* _What you need to do_:
Can you copy out the listing below line for line, with nothing changed?

** START OF Provided records **

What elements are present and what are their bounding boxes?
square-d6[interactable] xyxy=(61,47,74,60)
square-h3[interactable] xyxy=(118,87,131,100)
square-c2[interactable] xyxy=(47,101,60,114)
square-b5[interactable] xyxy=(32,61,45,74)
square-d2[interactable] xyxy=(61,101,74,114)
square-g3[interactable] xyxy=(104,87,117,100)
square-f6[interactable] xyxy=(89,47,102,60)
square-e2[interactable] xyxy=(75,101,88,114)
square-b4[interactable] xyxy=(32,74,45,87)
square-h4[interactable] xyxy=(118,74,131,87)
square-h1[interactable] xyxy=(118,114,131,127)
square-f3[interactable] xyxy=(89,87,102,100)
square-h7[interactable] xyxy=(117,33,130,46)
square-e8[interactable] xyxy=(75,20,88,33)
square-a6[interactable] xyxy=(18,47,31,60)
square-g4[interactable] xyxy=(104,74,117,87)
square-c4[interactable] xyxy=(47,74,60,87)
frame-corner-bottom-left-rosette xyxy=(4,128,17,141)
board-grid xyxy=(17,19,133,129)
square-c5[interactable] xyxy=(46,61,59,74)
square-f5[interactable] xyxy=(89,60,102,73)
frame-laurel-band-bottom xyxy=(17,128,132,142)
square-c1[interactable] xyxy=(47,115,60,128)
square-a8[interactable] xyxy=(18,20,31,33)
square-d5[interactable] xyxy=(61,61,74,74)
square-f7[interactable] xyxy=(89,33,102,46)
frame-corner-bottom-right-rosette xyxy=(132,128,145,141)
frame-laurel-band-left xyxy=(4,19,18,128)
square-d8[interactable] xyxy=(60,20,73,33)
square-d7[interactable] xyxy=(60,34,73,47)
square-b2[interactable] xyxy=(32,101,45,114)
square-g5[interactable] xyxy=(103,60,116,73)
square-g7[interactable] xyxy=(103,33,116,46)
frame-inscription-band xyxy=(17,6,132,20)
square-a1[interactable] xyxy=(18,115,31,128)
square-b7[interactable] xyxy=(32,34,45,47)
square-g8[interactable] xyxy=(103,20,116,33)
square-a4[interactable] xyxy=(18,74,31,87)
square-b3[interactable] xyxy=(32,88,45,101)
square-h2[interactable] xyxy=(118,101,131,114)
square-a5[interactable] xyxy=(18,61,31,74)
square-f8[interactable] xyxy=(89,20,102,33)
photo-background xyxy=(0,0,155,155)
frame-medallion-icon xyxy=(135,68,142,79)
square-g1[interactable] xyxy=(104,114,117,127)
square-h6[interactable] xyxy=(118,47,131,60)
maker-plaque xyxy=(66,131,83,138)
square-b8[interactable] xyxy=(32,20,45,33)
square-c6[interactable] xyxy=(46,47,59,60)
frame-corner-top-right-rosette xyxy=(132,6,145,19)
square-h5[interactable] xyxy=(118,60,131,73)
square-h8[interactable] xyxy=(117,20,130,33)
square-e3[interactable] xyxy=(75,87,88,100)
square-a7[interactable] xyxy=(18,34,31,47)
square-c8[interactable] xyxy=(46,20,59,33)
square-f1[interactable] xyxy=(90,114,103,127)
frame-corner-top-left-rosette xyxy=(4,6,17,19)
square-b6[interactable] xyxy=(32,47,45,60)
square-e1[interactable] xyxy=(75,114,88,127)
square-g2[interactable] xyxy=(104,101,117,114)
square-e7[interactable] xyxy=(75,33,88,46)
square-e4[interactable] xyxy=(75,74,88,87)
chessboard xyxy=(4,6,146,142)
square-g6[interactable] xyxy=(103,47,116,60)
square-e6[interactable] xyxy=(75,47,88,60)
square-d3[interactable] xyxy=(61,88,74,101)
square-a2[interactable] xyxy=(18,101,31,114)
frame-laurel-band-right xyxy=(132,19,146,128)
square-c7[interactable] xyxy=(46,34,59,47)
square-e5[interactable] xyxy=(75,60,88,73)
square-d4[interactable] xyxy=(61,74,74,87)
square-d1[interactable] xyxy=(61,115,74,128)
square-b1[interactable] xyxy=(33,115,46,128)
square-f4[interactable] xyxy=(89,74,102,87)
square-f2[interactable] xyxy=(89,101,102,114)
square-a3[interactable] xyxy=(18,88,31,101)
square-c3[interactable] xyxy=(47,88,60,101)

** END OF Provided records **

* _Final answer_:
What elements are present and what are their bounding boxes?
square-d6[interactable] xyxy=(61,47,74,60)
square-h3[interactable] xyxy=(118,87,131,100)
square-c2[interactable] xyxy=(47,101,60,114)
square-b5[interactable] xyxy=(32,61,45,74)
square-d2[interactable] xyxy=(61,101,74,114)
square-g3[interactable] xyxy=(104,87,117,100)
square-f6[interactable] xyxy=(89,47,102,60)
square-e2[interactable] xyxy=(75,101,88,114)
square-b4[interactable] xyxy=(32,74,45,87)
square-h4[interactable] xyxy=(118,74,131,87)
square-h1[interactable] xyxy=(118,114,131,127)
square-f3[interactable] xyxy=(89,87,102,100)
square-h7[interactable] xyxy=(117,33,130,46)
square-e8[interactable] xyxy=(75,20,88,33)
square-a6[interactable] xyxy=(18,47,31,60)
square-g4[interactable] xyxy=(104,74,117,87)
square-c4[interactable] xyxy=(47,74,60,87)
frame-corner-bottom-left-rosette xyxy=(4,128,17,141)
board-grid xyxy=(17,19,133,129)
square-c5[interactable] xyxy=(46,61,59,74)
square-f5[interactable] xyxy=(89,60,102,73)
frame-laurel-band-bottom xyxy=(17,128,132,142)
square-c1[interactable] xyxy=(47,115,60,128)
square-a8[interactable] xyxy=(18,20,31,33)
square-d5[interactable] xyxy=(61,61,74,74)
square-f7[interactable] xyxy=(89,33,102,46)
frame-corner-bottom-right-rosette xyxy=(132,128,145,141)
frame-laurel-band-left xyxy=(4,19,18,128)
square-d8[interactable] xyxy=(60,20,73,33)
square-d7[interactable] xyxy=(60,34,73,47)
square-b2[interactable] xyxy=(32,101,45,114)
square-g5[interactable] xyxy=(103,60,116,73)
square-g7[interactable] xyxy=(103,33,116,46)
frame-inscription-band xyxy=(17,6,132,20)
square-a1[interactable] xyxy=(18,115,31,128)
square-b7[interactable] xyxy=(32,34,45,47)
square-g8[interactable] xyxy=(103,20,116,33)
square-a4[interactable] xyxy=(18,74,31,87)
square-b3[interactable] xyxy=(32,88,45,101)
square-h2[interactable] xyxy=(118,101,131,114)
square-a5[interactable] xyxy=(18,61,31,74)
square-f8[interactable] xyxy=(89,20,102,33)
photo-background xyxy=(0,0,155,155)
frame-medallion-icon xyxy=(135,68,142,79)
square-g1[interactable] xyxy=(104,114,117,127)
square-h6[interactable] xyxy=(118,47,131,60)
maker-plaque xyxy=(66,131,83,138)
square-b8[interactable] xyxy=(32,20,45,33)
square-c6[interactable] xyxy=(46,47,59,60)
frame-corner-top-right-rosette xyxy=(132,6,145,19)
square-h5[interactable] xyxy=(118,60,131,73)
square-h8[interactable] xyxy=(117,20,130,33)
square-e3[interactable] xyxy=(75,87,88,100)
square-a7[interactable] xyxy=(18,34,31,47)
square-c8[interactable] xyxy=(46,20,59,33)
square-f1[interactable] xyxy=(90,114,103,127)
frame-corner-top-left-rosette xyxy=(4,6,17,19)
square-b6[interactable] xyxy=(32,47,45,60)
square-e1[interactable] xyxy=(75,114,88,127)
square-g2[interactable] xyxy=(104,101,117,114)
square-e7[interactable] xyxy=(75,33,88,46)
square-e4[interactable] xyxy=(75,74,88,87)
chessboard xyxy=(4,6,146,142)
square-g6[interactable] xyxy=(103,47,116,60)
square-e6[interactable] xyxy=(75,47,88,60)
square-d3[interactable] xyxy=(61,88,74,101)
square-a2[interactable] xyxy=(18,101,31,114)
frame-laurel-band-right xyxy=(132,19,146,128)
square-c7[interactable] xyxy=(46,34,59,47)
square-e5[interactable] xyxy=(75,60,88,73)
square-d4[interactable] xyxy=(61,74,74,87)
square-d1[interactable] xyxy=(61,115,74,128)
square-b1[interactable] xyxy=(33,115,46,128)
square-f4[interactable] xyxy=(89,74,102,87)
square-f2[interactable] xyxy=(89,101,102,114)
square-a3[interactable] xyxy=(18,88,31,101)
square-c3[interactable] xyxy=(47,88,60,101)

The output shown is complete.